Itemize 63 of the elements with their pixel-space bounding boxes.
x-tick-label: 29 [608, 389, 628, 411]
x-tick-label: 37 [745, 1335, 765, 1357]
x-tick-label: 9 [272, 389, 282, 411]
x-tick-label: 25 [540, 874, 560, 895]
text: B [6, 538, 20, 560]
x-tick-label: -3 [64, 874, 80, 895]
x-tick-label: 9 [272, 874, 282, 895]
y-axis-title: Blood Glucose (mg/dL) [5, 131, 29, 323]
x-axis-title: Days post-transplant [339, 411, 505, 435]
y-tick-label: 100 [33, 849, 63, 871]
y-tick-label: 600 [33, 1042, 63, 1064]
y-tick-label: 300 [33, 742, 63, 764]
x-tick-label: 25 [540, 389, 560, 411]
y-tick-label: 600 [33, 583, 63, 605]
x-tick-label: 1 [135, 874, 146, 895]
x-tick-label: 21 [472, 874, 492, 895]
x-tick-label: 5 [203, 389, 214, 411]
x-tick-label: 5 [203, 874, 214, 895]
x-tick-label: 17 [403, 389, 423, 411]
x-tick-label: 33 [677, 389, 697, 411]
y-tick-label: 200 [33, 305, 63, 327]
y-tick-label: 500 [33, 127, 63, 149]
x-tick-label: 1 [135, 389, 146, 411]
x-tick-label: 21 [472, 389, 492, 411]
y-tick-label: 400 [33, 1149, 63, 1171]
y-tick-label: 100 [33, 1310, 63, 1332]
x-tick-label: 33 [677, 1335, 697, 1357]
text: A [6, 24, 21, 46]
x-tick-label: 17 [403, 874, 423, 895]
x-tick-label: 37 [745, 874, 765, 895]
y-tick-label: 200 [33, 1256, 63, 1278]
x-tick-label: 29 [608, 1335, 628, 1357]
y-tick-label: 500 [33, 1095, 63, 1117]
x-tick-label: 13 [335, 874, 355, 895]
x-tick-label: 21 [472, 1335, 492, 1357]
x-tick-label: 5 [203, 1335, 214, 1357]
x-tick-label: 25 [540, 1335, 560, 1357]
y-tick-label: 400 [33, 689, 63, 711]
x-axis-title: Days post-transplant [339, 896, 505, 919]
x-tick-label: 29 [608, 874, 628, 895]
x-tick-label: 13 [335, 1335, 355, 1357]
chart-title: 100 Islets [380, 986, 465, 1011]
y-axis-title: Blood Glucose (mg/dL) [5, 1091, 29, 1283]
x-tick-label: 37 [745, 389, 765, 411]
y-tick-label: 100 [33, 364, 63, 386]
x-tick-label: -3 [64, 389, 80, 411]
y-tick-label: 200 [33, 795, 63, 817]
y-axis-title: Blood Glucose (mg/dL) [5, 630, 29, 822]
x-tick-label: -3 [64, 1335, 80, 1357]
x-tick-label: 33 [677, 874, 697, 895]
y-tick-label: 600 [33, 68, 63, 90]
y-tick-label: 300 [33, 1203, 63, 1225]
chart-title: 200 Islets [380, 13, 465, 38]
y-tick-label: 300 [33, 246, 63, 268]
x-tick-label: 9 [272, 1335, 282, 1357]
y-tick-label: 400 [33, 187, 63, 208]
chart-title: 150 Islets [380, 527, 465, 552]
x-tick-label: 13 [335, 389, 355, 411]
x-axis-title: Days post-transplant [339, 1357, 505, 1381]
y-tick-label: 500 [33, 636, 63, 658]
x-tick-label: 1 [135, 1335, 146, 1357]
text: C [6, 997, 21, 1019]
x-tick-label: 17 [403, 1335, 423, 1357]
• • • •
Exercise task:
How do the items read, from the start through the line containing "x-tick-label: 21 [472, 1335, 492, 1357]" inclusive, once you update "Days post-transplant" to "Days after transplant" and leave everything else unchanged?

Written reply:
Itemize 63 of the elements with their pixel-space bounding boxes.
x-tick-label: 29 [608, 389, 628, 411]
x-tick-label: 37 [745, 1335, 765, 1357]
x-tick-label: 9 [272, 389, 282, 411]
x-tick-label: 25 [540, 874, 560, 895]
text: B [6, 538, 20, 560]
x-tick-label: -3 [64, 874, 80, 895]
x-tick-label: 9 [272, 874, 282, 895]
y-axis-title: Blood Glucose (mg/dL) [5, 131, 29, 323]
x-axis-title: Days after transplant [339, 411, 505, 435]
y-tick-label: 100 [33, 849, 63, 871]
y-tick-label: 600 [33, 1042, 63, 1064]
y-tick-label: 300 [33, 742, 63, 764]
x-tick-label: 25 [540, 389, 560, 411]
y-tick-label: 600 [33, 583, 63, 605]
x-tick-label: 1 [135, 874, 146, 895]
x-tick-label: 21 [472, 874, 492, 895]
x-tick-label: 5 [203, 389, 214, 411]
x-tick-label: 5 [203, 874, 214, 895]
x-tick-label: 17 [403, 389, 423, 411]
x-tick-label: 33 [677, 389, 697, 411]
y-tick-label: 200 [33, 305, 63, 327]
y-tick-label: 500 [33, 127, 63, 149]
x-tick-label: 1 [135, 389, 146, 411]
x-tick-label: 21 [472, 389, 492, 411]
y-tick-label: 400 [33, 1149, 63, 1171]
y-tick-label: 100 [33, 1310, 63, 1332]
x-tick-label: 33 [677, 1335, 697, 1357]
text: A [6, 24, 21, 46]
x-tick-label: 17 [403, 874, 423, 895]
x-tick-label: 37 [745, 874, 765, 895]
y-tick-label: 200 [33, 1256, 63, 1278]
x-tick-label: 29 [608, 1335, 628, 1357]
y-tick-label: 500 [33, 1095, 63, 1117]
x-tick-label: 13 [335, 874, 355, 895]
x-tick-label: 21 [472, 1335, 492, 1357]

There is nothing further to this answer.